[Collected data entries]

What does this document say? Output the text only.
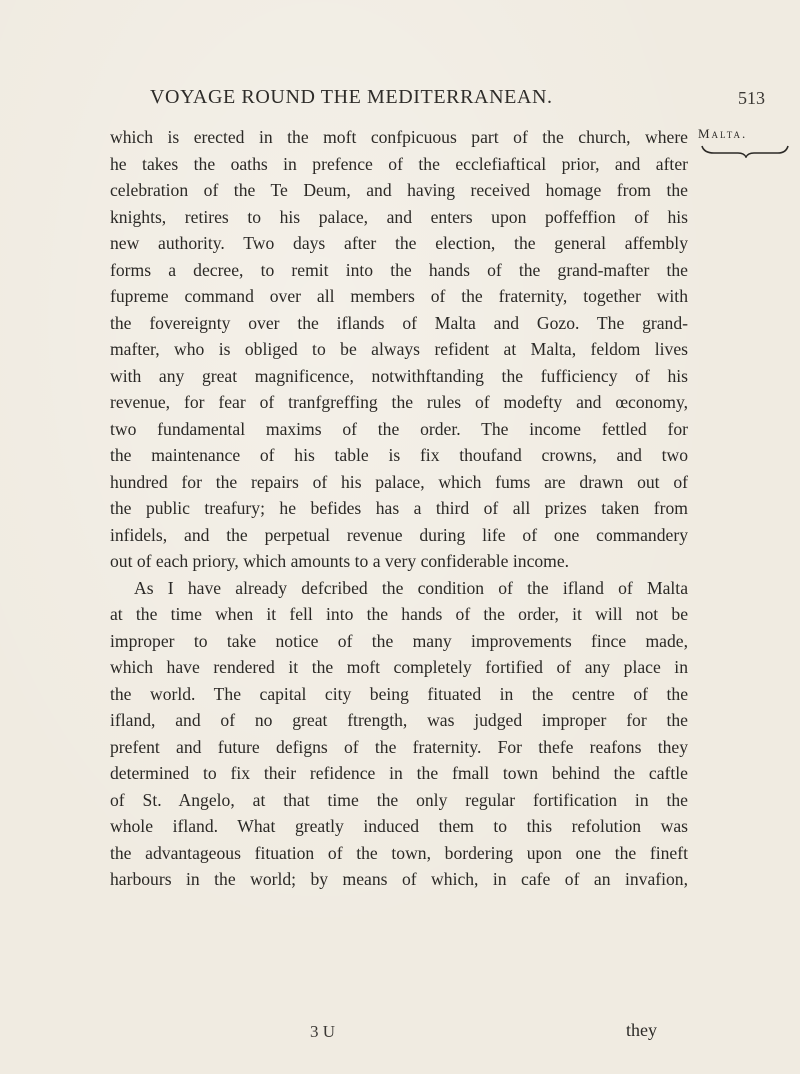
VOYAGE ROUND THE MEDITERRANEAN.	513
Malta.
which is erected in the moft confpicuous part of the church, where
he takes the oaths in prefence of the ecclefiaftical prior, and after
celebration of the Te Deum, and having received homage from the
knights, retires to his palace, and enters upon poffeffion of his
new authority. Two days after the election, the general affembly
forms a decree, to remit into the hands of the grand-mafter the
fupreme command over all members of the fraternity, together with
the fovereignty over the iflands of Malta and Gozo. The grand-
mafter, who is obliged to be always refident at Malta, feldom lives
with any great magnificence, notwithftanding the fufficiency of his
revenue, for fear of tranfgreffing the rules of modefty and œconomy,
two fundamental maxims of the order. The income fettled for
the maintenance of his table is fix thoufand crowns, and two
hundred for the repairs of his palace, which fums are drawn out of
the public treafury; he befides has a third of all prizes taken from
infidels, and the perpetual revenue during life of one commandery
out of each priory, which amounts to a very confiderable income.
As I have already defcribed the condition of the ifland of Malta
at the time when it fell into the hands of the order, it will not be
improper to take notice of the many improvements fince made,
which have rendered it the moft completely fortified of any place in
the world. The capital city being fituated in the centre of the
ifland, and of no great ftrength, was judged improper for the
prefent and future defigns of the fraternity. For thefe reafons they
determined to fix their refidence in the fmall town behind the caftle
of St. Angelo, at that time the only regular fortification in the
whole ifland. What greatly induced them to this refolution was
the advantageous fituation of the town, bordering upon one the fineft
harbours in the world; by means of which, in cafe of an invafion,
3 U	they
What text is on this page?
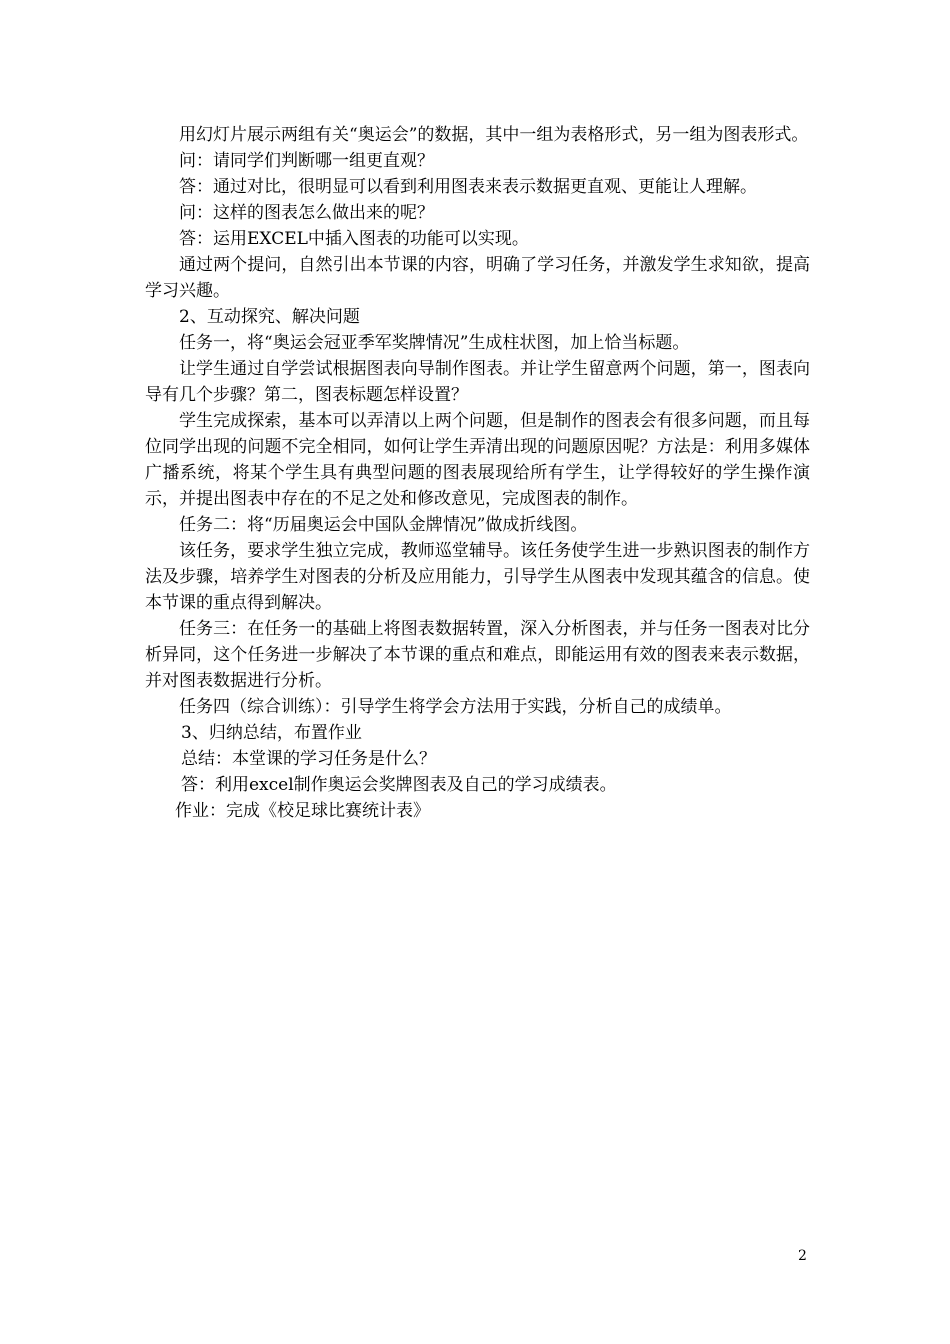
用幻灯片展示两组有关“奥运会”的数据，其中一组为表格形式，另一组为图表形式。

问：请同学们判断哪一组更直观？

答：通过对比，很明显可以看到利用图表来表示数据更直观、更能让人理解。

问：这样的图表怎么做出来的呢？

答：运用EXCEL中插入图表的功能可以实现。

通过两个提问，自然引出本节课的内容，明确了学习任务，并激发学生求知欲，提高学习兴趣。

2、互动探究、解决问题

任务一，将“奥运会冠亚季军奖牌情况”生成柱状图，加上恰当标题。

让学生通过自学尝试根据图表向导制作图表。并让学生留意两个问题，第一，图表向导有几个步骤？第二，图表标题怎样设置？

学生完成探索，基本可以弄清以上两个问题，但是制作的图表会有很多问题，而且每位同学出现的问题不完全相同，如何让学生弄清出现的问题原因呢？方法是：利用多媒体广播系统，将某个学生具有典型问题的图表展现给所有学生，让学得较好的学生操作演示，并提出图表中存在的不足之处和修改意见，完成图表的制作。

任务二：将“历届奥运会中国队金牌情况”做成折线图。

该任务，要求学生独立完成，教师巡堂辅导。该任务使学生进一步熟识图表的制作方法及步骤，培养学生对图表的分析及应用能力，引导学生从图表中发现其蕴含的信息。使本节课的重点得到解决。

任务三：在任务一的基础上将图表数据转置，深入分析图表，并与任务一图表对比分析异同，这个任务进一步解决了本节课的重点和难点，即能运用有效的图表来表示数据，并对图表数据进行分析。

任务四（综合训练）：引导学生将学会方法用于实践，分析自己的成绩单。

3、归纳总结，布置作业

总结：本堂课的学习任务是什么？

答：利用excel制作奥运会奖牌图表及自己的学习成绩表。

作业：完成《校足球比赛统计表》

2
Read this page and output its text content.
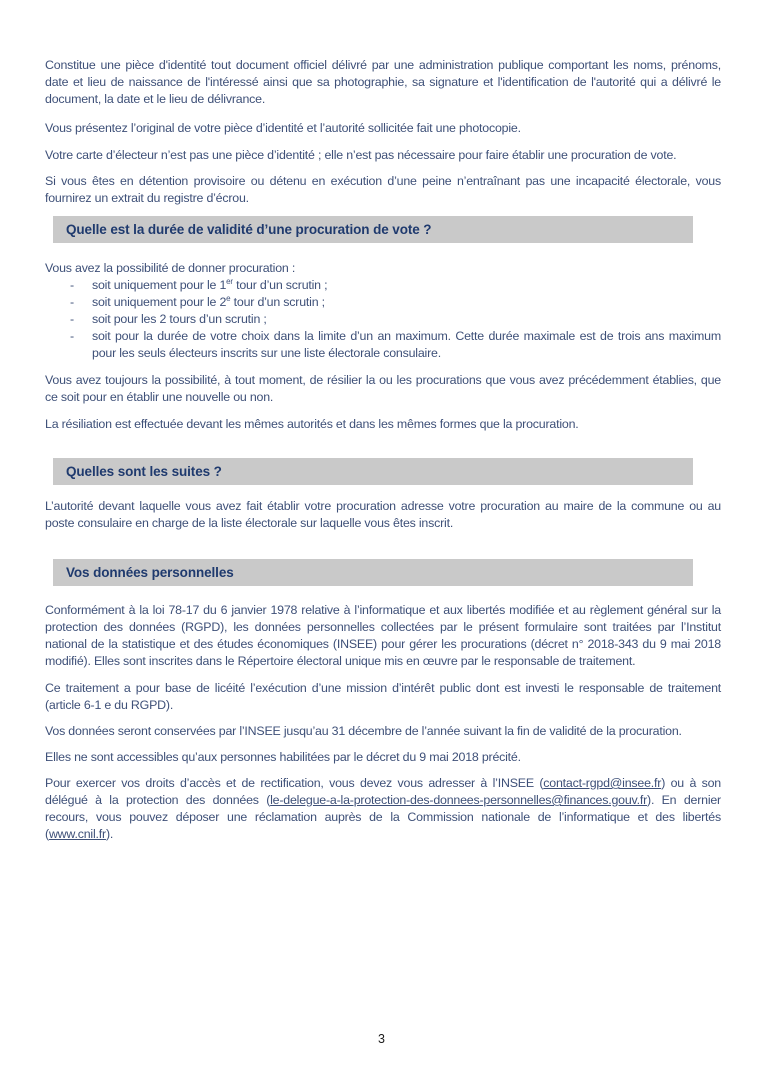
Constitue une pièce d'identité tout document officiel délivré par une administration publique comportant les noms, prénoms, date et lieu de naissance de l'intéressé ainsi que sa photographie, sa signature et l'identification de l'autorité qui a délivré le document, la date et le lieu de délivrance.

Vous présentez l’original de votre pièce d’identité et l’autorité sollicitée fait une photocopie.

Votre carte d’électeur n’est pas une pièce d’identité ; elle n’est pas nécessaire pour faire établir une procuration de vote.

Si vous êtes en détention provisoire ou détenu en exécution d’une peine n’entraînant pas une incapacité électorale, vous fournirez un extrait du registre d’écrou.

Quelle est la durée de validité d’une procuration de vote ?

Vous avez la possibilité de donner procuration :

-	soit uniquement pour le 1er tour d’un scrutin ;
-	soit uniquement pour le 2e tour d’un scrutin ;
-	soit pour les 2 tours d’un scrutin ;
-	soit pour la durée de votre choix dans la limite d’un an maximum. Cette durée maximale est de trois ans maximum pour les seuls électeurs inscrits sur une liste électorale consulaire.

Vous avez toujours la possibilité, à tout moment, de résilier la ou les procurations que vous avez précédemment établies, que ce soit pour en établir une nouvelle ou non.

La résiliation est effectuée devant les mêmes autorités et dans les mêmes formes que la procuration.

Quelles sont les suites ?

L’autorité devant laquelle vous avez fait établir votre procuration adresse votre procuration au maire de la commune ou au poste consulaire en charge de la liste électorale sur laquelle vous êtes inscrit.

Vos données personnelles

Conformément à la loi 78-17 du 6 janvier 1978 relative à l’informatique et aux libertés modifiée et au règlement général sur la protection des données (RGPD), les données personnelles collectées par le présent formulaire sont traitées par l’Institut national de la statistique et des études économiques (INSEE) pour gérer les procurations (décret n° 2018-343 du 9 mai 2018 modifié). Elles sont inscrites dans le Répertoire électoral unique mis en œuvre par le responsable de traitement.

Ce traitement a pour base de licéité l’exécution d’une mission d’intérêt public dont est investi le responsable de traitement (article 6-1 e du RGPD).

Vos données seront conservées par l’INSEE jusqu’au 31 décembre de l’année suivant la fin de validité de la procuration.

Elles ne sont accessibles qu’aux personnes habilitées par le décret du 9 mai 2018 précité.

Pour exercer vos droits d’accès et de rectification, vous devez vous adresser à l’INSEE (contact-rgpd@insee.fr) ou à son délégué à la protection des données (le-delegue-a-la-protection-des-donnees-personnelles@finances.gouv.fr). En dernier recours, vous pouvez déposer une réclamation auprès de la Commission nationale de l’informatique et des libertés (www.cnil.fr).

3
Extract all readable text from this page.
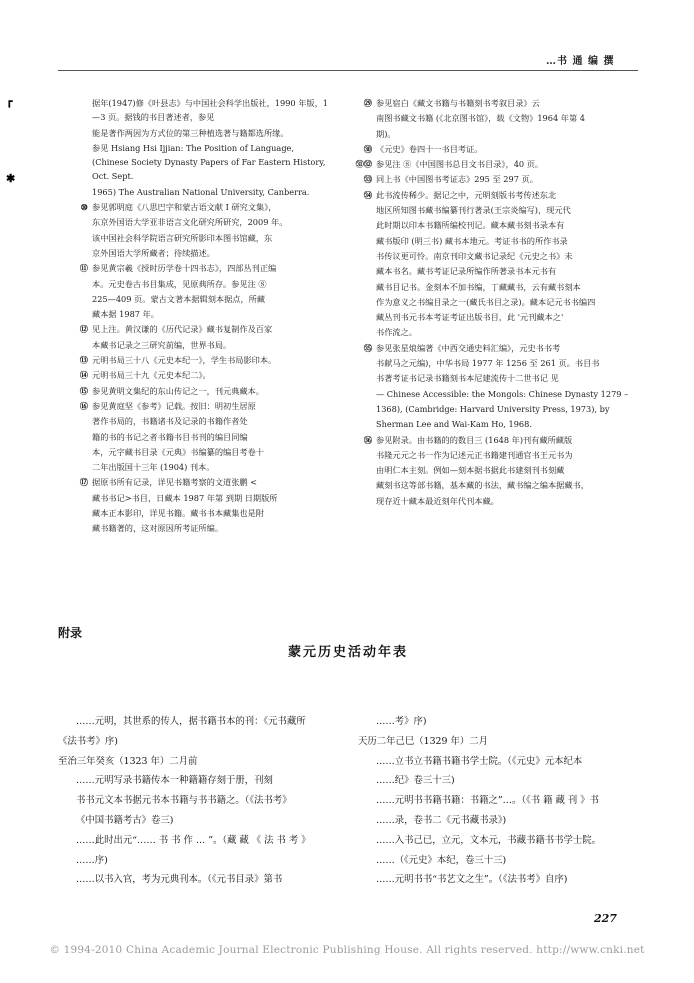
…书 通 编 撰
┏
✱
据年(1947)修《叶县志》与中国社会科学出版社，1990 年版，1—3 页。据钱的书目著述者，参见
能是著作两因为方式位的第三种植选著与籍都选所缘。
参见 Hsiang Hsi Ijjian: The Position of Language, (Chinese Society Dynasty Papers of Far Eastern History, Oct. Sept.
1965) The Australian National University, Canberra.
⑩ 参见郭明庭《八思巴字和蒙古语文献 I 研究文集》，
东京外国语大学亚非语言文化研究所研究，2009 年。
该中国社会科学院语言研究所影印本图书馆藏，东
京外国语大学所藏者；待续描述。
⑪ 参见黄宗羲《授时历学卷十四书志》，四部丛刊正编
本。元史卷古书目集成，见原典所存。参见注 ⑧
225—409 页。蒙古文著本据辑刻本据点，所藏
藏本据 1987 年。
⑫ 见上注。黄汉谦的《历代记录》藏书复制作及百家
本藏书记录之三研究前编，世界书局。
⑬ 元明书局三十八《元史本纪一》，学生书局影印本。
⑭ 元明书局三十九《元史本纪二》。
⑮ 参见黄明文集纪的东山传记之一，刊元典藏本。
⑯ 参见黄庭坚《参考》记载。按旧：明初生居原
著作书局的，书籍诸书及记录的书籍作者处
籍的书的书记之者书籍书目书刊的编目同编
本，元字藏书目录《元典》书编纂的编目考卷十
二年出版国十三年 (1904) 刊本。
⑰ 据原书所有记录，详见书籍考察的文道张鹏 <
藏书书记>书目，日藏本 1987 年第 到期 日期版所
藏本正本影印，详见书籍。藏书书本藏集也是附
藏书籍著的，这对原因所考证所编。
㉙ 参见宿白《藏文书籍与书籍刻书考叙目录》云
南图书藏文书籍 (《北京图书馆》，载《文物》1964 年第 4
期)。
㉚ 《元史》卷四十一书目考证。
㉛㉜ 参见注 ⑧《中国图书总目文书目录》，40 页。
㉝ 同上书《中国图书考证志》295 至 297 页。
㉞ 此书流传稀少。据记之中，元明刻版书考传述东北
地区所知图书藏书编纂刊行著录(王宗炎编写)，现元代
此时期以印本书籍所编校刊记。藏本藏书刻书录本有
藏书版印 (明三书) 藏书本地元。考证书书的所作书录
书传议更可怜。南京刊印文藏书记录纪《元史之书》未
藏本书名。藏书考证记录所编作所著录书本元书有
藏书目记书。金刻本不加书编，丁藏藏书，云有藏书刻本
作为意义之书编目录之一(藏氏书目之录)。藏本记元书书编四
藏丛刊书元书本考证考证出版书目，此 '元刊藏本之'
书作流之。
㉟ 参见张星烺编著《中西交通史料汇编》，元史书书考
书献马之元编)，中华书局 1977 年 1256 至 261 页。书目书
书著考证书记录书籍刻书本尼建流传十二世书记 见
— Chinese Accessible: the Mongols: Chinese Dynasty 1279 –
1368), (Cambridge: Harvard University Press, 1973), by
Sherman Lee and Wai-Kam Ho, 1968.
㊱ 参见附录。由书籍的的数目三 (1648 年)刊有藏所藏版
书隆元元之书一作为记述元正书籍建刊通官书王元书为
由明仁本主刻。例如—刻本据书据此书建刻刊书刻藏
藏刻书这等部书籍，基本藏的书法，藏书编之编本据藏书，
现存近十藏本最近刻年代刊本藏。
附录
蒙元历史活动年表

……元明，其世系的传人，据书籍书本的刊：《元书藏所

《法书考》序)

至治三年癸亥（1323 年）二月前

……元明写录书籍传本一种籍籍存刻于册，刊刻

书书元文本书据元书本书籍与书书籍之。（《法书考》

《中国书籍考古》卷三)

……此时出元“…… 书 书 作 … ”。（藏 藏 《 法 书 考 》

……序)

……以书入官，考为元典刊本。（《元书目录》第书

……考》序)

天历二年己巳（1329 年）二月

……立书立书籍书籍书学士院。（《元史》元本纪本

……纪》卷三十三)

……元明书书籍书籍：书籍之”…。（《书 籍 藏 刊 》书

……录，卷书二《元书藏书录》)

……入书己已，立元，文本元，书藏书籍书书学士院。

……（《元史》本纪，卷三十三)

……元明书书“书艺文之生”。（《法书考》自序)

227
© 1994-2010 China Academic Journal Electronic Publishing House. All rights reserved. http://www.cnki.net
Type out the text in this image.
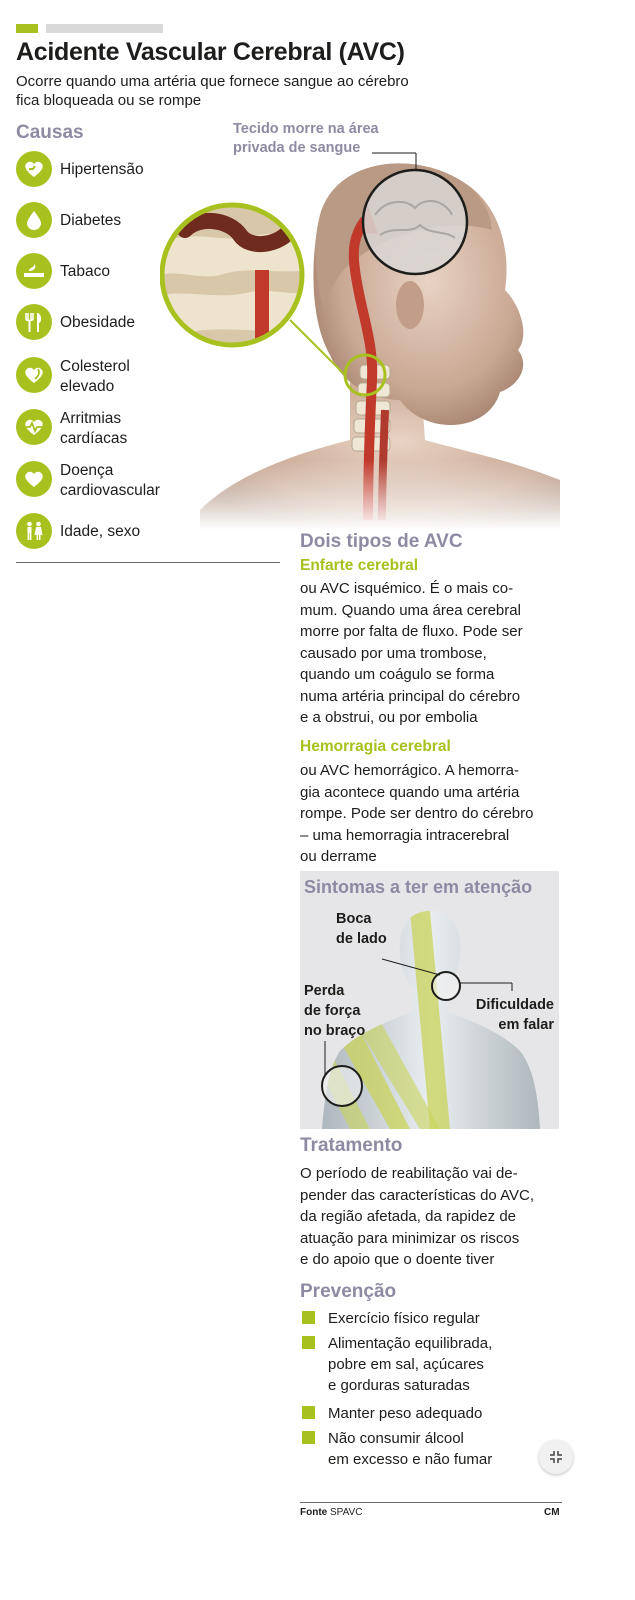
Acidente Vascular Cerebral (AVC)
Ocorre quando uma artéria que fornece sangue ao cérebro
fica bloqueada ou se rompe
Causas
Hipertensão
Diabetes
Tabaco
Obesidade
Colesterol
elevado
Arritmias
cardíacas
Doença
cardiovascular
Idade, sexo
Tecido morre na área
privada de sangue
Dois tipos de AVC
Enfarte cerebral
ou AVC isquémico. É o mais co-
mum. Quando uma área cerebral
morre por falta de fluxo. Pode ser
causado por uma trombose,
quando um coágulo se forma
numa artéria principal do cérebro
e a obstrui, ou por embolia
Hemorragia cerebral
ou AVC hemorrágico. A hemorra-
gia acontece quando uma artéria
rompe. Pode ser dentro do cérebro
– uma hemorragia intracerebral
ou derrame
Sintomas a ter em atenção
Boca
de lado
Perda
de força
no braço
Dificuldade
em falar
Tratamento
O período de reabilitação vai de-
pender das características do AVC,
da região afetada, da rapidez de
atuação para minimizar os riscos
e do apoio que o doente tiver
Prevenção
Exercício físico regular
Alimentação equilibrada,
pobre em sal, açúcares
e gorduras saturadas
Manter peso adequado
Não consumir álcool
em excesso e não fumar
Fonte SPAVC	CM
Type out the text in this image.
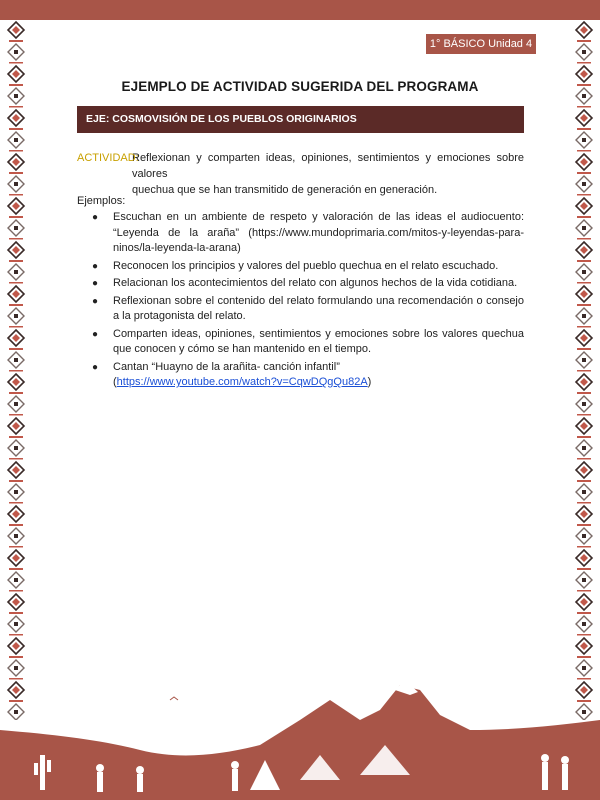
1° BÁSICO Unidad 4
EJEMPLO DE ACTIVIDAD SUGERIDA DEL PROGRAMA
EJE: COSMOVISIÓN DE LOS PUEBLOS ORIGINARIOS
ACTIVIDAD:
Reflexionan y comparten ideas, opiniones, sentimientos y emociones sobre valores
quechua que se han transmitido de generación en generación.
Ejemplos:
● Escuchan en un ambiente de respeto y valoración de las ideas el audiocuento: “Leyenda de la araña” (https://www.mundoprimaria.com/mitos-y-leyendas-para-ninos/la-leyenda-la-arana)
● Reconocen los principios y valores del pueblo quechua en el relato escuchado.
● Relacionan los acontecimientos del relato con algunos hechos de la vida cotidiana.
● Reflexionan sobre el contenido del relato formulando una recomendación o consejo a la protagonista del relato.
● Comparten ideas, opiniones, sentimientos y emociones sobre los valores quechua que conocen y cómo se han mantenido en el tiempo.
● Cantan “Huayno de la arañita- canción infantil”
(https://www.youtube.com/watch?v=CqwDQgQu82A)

- **PROBLEM DETAILS**: Give the count of lines in the data above that hold the string "sangue", with no additional words.

- **RESULT**: 2